**GIVEN REQUEST**
Reproduce each record below exactly as written.

**Collected data entries**
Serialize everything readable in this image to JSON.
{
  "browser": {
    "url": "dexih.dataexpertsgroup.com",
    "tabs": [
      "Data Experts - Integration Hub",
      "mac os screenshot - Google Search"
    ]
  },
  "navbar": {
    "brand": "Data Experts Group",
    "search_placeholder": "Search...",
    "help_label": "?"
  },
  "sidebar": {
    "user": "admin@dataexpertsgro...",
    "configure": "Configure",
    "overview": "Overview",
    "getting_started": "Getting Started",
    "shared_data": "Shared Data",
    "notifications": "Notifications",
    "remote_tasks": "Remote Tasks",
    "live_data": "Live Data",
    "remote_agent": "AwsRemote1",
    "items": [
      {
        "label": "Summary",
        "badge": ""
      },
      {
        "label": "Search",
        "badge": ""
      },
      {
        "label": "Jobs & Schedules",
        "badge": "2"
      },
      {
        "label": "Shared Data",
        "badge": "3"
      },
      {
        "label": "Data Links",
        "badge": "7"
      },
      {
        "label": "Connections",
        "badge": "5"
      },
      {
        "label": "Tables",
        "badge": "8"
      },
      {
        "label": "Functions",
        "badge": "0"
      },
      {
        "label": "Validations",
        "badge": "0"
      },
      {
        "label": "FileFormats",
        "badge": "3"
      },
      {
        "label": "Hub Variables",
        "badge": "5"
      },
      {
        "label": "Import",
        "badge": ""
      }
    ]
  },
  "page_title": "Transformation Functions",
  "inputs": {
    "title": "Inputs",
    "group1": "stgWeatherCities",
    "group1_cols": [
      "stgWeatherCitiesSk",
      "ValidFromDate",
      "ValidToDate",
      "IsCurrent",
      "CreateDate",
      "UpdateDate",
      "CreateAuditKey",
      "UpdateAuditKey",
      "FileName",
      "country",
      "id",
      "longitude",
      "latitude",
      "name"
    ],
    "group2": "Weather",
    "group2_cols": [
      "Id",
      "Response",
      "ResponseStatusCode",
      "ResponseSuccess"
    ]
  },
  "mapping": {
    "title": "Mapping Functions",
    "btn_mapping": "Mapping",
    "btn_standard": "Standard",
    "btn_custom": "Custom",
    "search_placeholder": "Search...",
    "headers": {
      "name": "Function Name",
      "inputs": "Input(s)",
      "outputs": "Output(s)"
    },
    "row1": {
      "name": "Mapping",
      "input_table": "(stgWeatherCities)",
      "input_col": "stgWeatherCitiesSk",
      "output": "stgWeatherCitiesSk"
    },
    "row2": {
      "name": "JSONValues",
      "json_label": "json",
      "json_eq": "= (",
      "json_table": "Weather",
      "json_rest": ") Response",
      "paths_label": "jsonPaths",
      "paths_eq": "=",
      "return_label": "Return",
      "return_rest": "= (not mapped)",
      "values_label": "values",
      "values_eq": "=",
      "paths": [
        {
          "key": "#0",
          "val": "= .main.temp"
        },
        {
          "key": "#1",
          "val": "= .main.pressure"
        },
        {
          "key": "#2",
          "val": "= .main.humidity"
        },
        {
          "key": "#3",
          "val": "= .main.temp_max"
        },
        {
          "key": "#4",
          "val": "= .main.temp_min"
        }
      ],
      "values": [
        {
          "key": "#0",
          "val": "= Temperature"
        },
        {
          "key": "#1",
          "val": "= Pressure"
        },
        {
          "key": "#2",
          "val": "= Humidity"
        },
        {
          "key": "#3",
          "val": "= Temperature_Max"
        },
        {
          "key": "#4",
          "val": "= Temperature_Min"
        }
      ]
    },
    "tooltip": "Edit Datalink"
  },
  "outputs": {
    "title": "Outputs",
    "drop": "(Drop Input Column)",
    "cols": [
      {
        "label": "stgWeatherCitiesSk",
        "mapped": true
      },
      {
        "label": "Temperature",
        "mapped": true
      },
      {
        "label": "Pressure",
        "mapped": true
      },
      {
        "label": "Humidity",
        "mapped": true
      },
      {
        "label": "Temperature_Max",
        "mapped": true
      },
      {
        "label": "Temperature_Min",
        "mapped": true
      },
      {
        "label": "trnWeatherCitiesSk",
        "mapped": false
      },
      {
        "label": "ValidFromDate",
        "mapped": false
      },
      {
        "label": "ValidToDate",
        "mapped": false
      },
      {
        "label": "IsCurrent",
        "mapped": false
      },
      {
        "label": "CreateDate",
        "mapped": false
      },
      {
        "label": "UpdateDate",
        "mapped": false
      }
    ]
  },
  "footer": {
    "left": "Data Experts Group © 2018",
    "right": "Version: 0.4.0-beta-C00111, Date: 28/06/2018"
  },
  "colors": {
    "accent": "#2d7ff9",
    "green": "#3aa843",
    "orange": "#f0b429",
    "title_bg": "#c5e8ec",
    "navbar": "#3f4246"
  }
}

**ANSWER TO THE PROBLEM**
Serialize everything readable in this image to JSON.
{
  "browser": {
    "url": "dexih.dataexpertsgroup.com",
    "tabs": [
      "Data Experts - Integration Hub",
      "mac os screenshot - Google Search"
    ]
  },
  "navbar": {
    "brand": "Data Experts Group",
    "search_placeholder": "Search...",
    "help_label": "?"
  },
  "sidebar": {
    "user": "admin@dataexpertsgro...",
    "configure": "Configure",
    "overview": "Overview",
    "getting_started": "Getting Started",
    "shared_data": "Shared Data",
    "notifications": "Notifications",
    "remote_tasks": "Remote Tasks",
    "live_data": "Live Data",
    "remote_agent": "AwsRemote1",
    "items": [
      {
        "label": "Summary",
        "badge": ""
      },
      {
        "label": "Search",
        "badge": ""
      },
      {
        "label": "Jobs & Schedules",
        "badge": "2"
      },
      {
        "label": "Shared Data",
        "badge": "3"
      },
      {
        "label": "Data Links",
        "badge": "7"
      },
      {
        "label": "Connections",
        "badge": "5"
      },
      {
        "label": "Tables",
        "badge": "8"
      },
      {
        "label": "Functions",
        "badge": "0"
      },
      {
        "label": "Validations",
        "badge": "0"
      },
      {
        "label": "FileFormats",
        "badge": "3"
      },
      {
        "label": "Hub Variables",
        "badge": "5"
      },
      {
        "label": "Import",
        "badge": ""
      }
    ]
  },
  "page_title": "Transformation Functions",
  "inputs": {
    "title": "Inputs",
    "group1": "stgWeatherCities",
    "group1_cols": [
      "stgWeatherCitiesSk",
      "ValidFromDate",
      "ValidToDate",
      "IsCurrent",
      "CreateDate",
      "UpdateDate",
      "CreateAuditKey",
      "UpdateAuditKey",
      "FileName",
      "country",
      "id",
      "longitude",
      "latitude",
      "name"
    ],
    "group2": "Weather",
    "group2_cols": [
      "Id",
      "Response",
      "ResponseStatusCode",
      "ResponseSuccess"
    ]
  },
  "mapping": {
    "title": "Mapping Functions",
    "btn_mapping": "Mapping",
    "btn_standard": "Standard",
    "btn_custom": "Custom",
    "search_placeholder": "Search...",
    "headers": {
      "name": "Function Name",
      "inputs": "Input(s)",
      "outputs": "Output(s)"
    },
    "row1": {
      "name": "Mapping",
      "input_table": "(stgWeatherCities)",
      "input_col": "stgWeatherCitiesSk",
      "output": "stgWeatherCitiesSk"
    },
    "row2": {
      "name": "JSONValues",
      "json_label": "json",
      "json_eq": "= (",
      "json_table": "Weather",
      "json_rest": ") Response",
      "paths_label": "jsonPaths",
      "paths_eq": "=",
      "return_label": "Return",
      "return_rest": "= (not mapped)",
      "values_label": "values",
      "values_eq": "=",
      "paths": [
        {
          "key": "#0",
          "val": "= .main.temp"
        },
        {
          "key": "#1",
          "val": "= .main.pressure"
        },
        {
          "key": "#2",
          "val": "= .main.humidity"
        },
        {
          "key": "#3",
          "val": "= .main.temp_max"
        },
        {
          "key": "#4",
          "val": "= .main.temp_min"
        }
      ],
      "values": [
        {
          "key": "#0",
          "val": "= Temperature"
        },
        {
          "key": "#1",
          "val": "= Pressure"
        },
        {
          "key": "#2",
          "val": "= Humidity"
        },
        {
          "key": "#3",
          "val": "= Temperature_Max"
        },
        {
          "key": "#4",
          "val": "= Temperature_Min"
        }
      ]
    },
    "tooltip": "Edit Datalink"
  },
  "outputs": {
    "title": "Outputs",
    "drop": "(Drop Input Column)",
    "cols": [
      {
        "label": "stgWeatherCitiesSk",
        "mapped": true
      },
      {
        "label": "Temperature",
        "mapped": true
      },
      {
        "label": "Pressure",
        "mapped": true
      },
      {
        "label": "Humidity",
        "mapped": true
      },
      {
        "label": "Temperature_Max",
        "mapped": true
      },
      {
        "label": "Temperature_Min",
        "mapped": true
      },
      {
        "label": "trnWeatherCitiesSk",
        "mapped": false
      },
      {
        "label": "ValidFromDate",
        "mapped": false
      },
      {
        "label": "ValidToDate",
        "mapped": false
      },
      {
        "label": "IsCurrent",
        "mapped": false
      },
      {
        "label": "CreateDate",
        "mapped": false
      },
      {
        "label": "UpdateDate",
        "mapped": false
      }
    ]
  },
  "footer": {
    "left": "Data Experts Group © 2018",
    "right": "Version: 0.4.0-beta-C00111, Date: 28/06/2018"
  },
  "colors": {
    "accent": "#2d7ff9",
    "green": "#3aa843",
    "orange": "#f0b429",
    "title_bg": "#c5e8ec",
    "navbar": "#3f4246"
  }
}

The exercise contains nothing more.